** START **

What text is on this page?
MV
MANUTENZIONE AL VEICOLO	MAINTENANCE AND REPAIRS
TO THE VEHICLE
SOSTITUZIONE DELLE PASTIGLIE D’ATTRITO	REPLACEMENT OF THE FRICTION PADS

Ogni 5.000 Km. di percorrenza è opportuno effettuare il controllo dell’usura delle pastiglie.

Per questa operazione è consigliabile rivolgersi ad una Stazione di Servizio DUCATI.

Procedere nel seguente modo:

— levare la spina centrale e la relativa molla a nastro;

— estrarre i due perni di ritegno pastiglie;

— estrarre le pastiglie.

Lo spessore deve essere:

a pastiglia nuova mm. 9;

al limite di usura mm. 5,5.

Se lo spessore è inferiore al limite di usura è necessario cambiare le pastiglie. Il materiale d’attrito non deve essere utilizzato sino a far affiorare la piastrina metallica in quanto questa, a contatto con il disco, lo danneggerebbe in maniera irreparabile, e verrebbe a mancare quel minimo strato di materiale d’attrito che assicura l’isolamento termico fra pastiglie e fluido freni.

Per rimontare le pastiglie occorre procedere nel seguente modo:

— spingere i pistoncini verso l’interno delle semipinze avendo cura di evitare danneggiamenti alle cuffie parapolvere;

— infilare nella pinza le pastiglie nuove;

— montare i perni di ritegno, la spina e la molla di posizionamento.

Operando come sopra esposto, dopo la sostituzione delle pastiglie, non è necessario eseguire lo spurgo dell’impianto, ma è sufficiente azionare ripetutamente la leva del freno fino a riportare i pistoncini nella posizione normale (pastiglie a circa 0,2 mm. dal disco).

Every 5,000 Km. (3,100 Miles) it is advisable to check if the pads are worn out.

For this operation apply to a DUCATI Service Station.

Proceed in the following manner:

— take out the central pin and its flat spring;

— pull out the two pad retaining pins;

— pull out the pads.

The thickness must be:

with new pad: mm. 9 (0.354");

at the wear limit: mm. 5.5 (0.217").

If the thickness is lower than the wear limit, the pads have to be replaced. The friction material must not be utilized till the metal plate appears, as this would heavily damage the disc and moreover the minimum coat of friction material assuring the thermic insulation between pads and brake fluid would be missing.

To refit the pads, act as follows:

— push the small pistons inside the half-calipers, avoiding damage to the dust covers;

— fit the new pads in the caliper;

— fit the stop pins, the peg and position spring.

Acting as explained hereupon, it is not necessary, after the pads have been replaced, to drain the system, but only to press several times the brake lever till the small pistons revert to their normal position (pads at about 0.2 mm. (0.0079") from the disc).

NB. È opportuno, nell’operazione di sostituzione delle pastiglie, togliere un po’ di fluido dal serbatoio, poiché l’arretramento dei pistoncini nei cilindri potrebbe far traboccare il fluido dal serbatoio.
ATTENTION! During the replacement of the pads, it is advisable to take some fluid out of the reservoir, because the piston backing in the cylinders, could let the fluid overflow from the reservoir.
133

** END **

» Do this
Recopy the entries above exactly, with every line included.

» Result of this task
What text is on this page?
MV
MANUTENZIONE AL VEICOLO	MAINTENANCE AND REPAIRS
TO THE VEHICLE
SOSTITUZIONE DELLE PASTIGLIE D’ATTRITO	REPLACEMENT OF THE FRICTION PADS

Ogni 5.000 Km. di percorrenza è opportuno effettuare il controllo dell’usura delle pastiglie.

Per questa operazione è consigliabile rivolgersi ad una Stazione di Servizio DUCATI.

Procedere nel seguente modo:

— levare la spina centrale e la relativa molla a nastro;

— estrarre i due perni di ritegno pastiglie;

— estrarre le pastiglie.

Lo spessore deve essere:

a pastiglia nuova mm. 9;

al limite di usura mm. 5,5.

Se lo spessore è inferiore al limite di usura è necessario cambiare le pastiglie. Il materiale d’attrito non deve essere utilizzato sino a far affiorare la piastrina metallica in quanto questa, a contatto con il disco, lo danneggerebbe in maniera irreparabile, e verrebbe a mancare quel minimo strato di materiale d’attrito che assicura l’isolamento termico fra pastiglie e fluido freni.

Per rimontare le pastiglie occorre procedere nel seguente modo:

— spingere i pistoncini verso l’interno delle semipinze avendo cura di evitare danneggiamenti alle cuffie parapolvere;

— infilare nella pinza le pastiglie nuove;

— montare i perni di ritegno, la spina e la molla di posizionamento.

Operando come sopra esposto, dopo la sostituzione delle pastiglie, non è necessario eseguire lo spurgo dell’impianto, ma è sufficiente azionare ripetutamente la leva del freno fino a riportare i pistoncini nella posizione normale (pastiglie a circa 0,2 mm. dal disco).

Every 5,000 Km. (3,100 Miles) it is advisable to check if the pads are worn out.

For this operation apply to a DUCATI Service Station.

Proceed in the following manner:

— take out the central pin and its flat spring;

— pull out the two pad retaining pins;

— pull out the pads.

The thickness must be:

with new pad: mm. 9 (0.354");

at the wear limit: mm. 5.5 (0.217").

If the thickness is lower than the wear limit, the pads have to be replaced. The friction material must not be utilized till the metal plate appears, as this would heavily damage the disc and moreover the minimum coat of friction material assuring the thermic insulation between pads and brake fluid would be missing.

To refit the pads, act as follows:

— push the small pistons inside the half-calipers, avoiding damage to the dust covers;

— fit the new pads in the caliper;

— fit the stop pins, the peg and position spring.

Acting as explained hereupon, it is not necessary, after the pads have been replaced, to drain the system, but only to press several times the brake lever till the small pistons revert to their normal position (pads at about 0.2 mm. (0.0079") from the disc).

NB. È opportuno, nell’operazione di sostituzione delle pastiglie, togliere un po’ di fluido dal serbatoio, poiché l’arretramento dei pistoncini nei cilindri potrebbe far traboccare il fluido dal serbatoio.
ATTENTION! During the replacement of the pads, it is advisable to take some fluid out of the reservoir, because the piston backing in the cylinders, could let the fluid overflow from the reservoir.
133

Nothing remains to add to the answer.